▶ [What you should do]: Extend the passage below on interpretations of the bride of Christ, starting right after its last sentence.

▶ [Selected excerpt]:
In writing to the Church of Corinth in 2 Corinthians 11 Paul writes to warn the community of false teachers who would teach of another Christ, and to confess his concern that they will believe someone who teaches a false Christ, other than Christ Jesus of Nazareth whom he preached; Paul referred to the Church in Corinth as being espoused to Christ. "For I am jealous over you with godly jealousy: for I have espoused you to one husband, that I may present you as a chaste virgin to Christ. But I fear, lest by any means, as the serpent beguiled Eve through his subtlety, so your minds should be corrupted from the simplicity that is in Christ. For if he that cometh preacheth another Jesus, whom we have not preached, or if ye receive another spirit, which ye have not received, or another gospel, which ye have not accepted, ye might well bear with him".

In the writing to the Church in Rome, Paul writes, "Wherefore, my brethren, ye also are become dead to the law by the body of Christ; that ye should be married to another, even to him who is raised from the dead, that we should bring forth fruit unto God" (emphasis added).[Romans 7] Here, Paul seems to suggest that the Church is to be married to Jesus Christ of Nazareth, who was raised from the dead.

Other interpretations

Nuns as brides of Christ
While the most commonly accepted interpretation of the bride of Christ is the Church, there are other, uncommon interpretations. A possible alternate interpretation is to regard nuns as being brides of Christ, with their taking monastic vows regarded as a "marriage" to Christ and their keeping their vows – as being faithful to that Divine husband. A notable promoter of that interpretation was Gertrude the Great, a highly influential Christian mystic of the 13th century. It is known that, together with her friend and teacher Mechtilde, Gertrude practiced a spirituality called "nuptial mysticism", and came to see herself as the Bride of Christ.

▶ [Data rows]:
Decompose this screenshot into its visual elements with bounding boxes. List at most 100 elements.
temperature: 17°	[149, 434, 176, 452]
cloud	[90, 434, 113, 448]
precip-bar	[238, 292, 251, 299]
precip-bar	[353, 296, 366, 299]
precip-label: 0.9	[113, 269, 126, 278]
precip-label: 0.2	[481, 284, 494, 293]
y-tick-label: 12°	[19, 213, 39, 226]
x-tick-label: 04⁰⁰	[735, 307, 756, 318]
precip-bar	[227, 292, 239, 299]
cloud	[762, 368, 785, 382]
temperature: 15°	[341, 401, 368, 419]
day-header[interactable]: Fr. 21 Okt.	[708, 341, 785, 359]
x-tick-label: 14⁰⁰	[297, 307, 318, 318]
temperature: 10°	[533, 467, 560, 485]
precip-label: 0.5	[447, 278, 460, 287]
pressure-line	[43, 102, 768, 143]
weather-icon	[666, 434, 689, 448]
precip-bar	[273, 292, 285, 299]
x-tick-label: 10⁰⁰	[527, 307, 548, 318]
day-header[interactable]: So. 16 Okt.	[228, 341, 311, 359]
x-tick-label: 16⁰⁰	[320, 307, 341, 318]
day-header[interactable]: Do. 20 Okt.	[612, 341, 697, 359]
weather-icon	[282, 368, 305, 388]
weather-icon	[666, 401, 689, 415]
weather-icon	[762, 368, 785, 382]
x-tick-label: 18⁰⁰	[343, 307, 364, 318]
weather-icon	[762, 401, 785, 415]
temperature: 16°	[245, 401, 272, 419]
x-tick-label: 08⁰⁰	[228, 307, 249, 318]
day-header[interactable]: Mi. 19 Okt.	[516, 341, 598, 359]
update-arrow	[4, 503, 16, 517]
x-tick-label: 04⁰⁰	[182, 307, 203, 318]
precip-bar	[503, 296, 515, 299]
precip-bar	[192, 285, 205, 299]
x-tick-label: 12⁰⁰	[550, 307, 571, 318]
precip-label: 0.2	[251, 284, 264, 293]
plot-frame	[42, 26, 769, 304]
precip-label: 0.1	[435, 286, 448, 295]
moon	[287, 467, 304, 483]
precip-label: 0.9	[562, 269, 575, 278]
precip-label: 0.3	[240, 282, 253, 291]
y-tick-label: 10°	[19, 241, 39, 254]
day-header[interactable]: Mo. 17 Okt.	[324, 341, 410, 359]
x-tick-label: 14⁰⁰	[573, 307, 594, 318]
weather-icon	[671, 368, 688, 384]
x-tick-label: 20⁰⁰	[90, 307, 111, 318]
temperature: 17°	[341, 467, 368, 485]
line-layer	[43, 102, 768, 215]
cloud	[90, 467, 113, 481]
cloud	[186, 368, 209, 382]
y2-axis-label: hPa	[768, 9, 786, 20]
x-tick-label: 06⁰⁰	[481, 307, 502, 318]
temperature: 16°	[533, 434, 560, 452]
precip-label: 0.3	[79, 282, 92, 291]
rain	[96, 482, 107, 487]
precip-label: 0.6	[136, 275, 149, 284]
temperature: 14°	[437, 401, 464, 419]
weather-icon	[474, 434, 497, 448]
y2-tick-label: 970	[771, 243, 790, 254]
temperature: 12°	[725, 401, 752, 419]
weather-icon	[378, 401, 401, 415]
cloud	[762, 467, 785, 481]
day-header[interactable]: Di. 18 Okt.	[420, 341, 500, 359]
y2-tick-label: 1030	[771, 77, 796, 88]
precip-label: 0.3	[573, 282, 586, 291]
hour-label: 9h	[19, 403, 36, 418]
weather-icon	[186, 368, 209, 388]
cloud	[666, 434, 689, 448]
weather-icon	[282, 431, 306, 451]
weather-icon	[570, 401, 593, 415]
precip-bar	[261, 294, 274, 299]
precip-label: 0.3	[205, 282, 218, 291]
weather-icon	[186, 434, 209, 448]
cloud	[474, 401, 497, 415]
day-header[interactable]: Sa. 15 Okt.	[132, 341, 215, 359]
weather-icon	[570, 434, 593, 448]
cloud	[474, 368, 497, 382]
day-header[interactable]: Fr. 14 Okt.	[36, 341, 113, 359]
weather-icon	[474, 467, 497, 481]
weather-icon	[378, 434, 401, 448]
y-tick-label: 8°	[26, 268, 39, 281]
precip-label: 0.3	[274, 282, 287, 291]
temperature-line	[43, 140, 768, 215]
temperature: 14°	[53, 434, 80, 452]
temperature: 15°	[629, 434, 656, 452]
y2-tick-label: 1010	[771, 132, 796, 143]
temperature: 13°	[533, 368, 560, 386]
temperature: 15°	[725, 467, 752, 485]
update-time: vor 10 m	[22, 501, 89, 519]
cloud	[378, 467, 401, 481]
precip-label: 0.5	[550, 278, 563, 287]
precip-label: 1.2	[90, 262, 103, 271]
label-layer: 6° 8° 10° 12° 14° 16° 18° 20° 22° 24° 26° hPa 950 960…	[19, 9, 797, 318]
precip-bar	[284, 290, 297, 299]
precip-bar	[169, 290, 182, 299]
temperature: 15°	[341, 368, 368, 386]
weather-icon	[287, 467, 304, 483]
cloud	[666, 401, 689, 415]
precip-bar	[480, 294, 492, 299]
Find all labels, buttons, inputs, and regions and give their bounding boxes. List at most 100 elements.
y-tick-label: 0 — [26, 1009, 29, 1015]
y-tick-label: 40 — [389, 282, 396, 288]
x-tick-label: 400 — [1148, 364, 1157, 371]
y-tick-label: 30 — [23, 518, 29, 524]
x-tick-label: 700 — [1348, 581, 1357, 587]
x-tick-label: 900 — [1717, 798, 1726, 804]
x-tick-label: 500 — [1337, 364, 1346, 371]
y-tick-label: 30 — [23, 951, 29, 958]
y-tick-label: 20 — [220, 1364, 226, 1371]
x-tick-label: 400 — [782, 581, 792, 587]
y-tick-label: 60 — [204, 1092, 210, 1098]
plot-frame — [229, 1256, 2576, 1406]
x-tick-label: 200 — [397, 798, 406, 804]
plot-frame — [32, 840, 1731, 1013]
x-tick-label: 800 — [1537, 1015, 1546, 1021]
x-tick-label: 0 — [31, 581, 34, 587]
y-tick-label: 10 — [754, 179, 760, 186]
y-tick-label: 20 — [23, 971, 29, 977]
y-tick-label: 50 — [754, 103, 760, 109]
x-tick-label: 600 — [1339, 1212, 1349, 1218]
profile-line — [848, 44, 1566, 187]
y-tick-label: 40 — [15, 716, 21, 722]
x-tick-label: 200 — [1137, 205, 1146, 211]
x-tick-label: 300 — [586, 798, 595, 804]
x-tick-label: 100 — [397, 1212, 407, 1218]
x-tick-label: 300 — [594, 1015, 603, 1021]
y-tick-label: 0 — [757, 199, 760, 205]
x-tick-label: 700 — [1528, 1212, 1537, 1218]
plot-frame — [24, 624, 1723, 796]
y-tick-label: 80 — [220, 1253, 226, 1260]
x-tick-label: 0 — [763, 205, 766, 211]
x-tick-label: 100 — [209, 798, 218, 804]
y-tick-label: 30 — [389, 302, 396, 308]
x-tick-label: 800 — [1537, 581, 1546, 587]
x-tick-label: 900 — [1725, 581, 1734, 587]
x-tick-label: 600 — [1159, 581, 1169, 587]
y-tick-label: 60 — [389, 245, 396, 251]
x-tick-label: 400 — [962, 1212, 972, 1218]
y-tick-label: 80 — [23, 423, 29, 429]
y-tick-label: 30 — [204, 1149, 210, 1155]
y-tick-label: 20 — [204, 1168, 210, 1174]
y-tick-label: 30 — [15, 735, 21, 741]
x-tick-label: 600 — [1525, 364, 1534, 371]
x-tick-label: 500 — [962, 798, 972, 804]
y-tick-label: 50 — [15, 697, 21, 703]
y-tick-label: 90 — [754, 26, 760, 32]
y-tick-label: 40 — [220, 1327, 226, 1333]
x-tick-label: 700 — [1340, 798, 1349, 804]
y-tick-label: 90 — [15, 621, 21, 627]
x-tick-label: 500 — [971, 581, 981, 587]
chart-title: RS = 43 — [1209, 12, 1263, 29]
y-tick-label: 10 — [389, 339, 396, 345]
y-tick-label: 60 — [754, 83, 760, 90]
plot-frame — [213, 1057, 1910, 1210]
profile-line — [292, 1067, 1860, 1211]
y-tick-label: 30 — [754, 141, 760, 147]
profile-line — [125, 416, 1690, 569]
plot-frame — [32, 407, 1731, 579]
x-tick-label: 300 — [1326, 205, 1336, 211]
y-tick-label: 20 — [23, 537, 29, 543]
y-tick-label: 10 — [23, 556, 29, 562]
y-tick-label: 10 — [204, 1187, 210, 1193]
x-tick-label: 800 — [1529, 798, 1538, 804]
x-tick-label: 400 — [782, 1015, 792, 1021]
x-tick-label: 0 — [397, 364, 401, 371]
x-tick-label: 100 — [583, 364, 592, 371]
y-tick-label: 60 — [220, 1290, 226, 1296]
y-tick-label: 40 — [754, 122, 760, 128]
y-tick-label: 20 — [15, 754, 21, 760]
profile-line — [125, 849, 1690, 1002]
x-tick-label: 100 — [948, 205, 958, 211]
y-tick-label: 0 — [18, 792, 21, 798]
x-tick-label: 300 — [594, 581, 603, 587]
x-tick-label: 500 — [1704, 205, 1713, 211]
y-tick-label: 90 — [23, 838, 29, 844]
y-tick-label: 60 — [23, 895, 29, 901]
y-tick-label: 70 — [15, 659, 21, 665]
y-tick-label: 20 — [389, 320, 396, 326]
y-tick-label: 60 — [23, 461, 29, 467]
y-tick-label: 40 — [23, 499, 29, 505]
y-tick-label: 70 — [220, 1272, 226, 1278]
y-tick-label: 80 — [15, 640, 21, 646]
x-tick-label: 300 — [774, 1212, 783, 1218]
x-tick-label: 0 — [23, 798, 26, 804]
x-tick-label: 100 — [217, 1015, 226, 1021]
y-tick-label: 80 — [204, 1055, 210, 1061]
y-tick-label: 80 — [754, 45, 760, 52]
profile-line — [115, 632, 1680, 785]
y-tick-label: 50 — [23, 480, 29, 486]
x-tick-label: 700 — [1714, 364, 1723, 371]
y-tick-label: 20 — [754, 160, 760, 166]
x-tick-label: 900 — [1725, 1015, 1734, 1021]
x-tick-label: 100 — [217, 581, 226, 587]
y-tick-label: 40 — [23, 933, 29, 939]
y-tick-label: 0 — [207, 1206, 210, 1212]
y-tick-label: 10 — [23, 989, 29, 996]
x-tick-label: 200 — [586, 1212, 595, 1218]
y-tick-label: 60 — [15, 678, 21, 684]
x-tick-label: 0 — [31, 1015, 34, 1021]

▶ [Final result]:
St. Bernard of Clairvaux
St. Bernard of Clairvaux, in his sermons on the Song of Songs, interprets the bride of Christ as the soul and the union thereof as the mystical union of the soul with Christ.

Old Testament
The earliest Christian tradition identifies texts from the Hebrew Bible as symbolic of the divine love of God and people. The love poems of the Song of Songs and the latter prophet Hosea have many references to an intimate, spousal relationship between God and his people. The prophet Hosea notes his bride in chapter 2, verses 16 and following. The theme of bridal love is central in the dramatic marriage of Hosea (Hosea 1:2).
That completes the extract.